Recorded data:
---*---
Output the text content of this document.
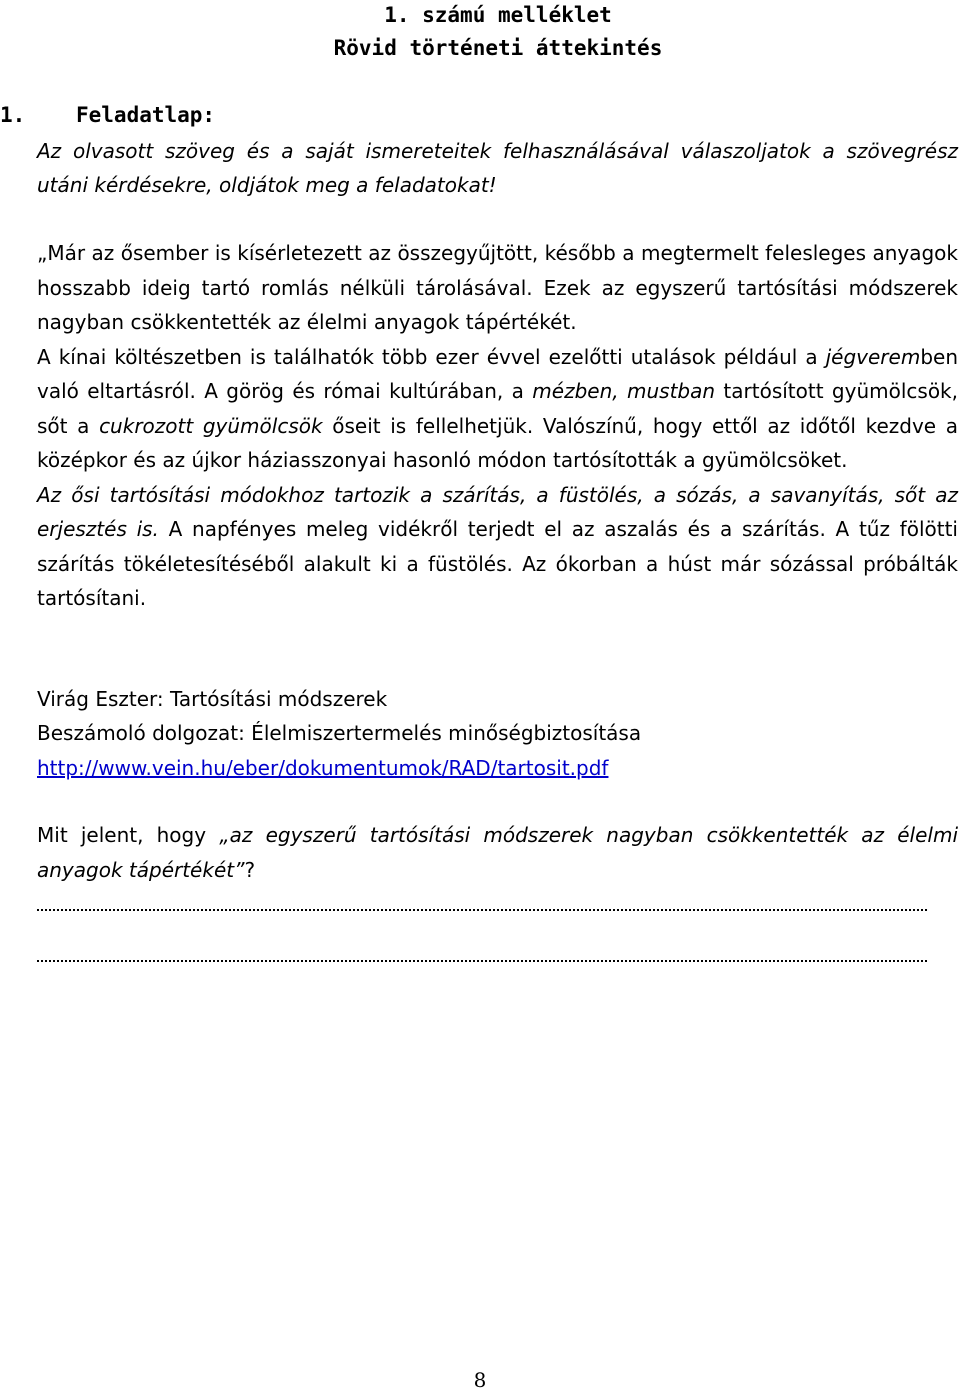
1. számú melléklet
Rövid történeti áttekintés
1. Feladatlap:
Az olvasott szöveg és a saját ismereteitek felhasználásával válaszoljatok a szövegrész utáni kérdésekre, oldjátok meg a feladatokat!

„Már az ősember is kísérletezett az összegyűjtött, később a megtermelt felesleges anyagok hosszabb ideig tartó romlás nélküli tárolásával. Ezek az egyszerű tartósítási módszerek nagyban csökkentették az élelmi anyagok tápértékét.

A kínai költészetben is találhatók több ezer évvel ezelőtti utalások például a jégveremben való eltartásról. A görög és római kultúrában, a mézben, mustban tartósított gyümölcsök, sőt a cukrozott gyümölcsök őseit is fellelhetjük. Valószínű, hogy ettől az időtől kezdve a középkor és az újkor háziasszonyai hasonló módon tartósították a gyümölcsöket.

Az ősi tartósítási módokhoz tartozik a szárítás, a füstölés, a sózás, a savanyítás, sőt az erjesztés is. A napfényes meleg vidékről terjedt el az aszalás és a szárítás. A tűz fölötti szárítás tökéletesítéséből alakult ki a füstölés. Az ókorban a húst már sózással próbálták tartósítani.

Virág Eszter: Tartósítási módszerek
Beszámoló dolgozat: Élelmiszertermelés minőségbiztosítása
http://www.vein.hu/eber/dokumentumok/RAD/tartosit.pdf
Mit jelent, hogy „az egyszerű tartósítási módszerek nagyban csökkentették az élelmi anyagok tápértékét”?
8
---*---
:: What you have to do ::
Omitting all images, print the listing exactly.

:: The answer ::
Output the text content of this document.
1. számú melléklet
Rövid történeti áttekintés
1. Feladatlap:
Az olvasott szöveg és a saját ismereteitek felhasználásával válaszoljatok a szövegrész utáni kérdésekre, oldjátok meg a feladatokat!

„Már az ősember is kísérletezett az összegyűjtött, később a megtermelt felesleges anyagok hosszabb ideig tartó romlás nélküli tárolásával. Ezek az egyszerű tartósítási módszerek nagyban csökkentették az élelmi anyagok tápértékét.

A kínai költészetben is találhatók több ezer évvel ezelőtti utalások például a jégveremben való eltartásról. A görög és római kultúrában, a mézben, mustban tartósított gyümölcsök, sőt a cukrozott gyümölcsök őseit is fellelhetjük. Valószínű, hogy ettől az időtől kezdve a középkor és az újkor háziasszonyai hasonló módon tartósították a gyümölcsöket.

Az ősi tartósítási módokhoz tartozik a szárítás, a füstölés, a sózás, a savanyítás, sőt az erjesztés is. A napfényes meleg vidékről terjedt el az aszalás és a szárítás. A tűz fölötti szárítás tökéletesítéséből alakult ki a füstölés. Az ókorban a húst már sózással próbálták tartósítani.

Virág Eszter: Tartósítási módszerek
Beszámoló dolgozat: Élelmiszertermelés minőségbiztosítása
http://www.vein.hu/eber/dokumentumok/RAD/tartosit.pdf
Mit jelent, hogy „az egyszerű tartósítási módszerek nagyban csökkentették az élelmi anyagok tápértékét”?
8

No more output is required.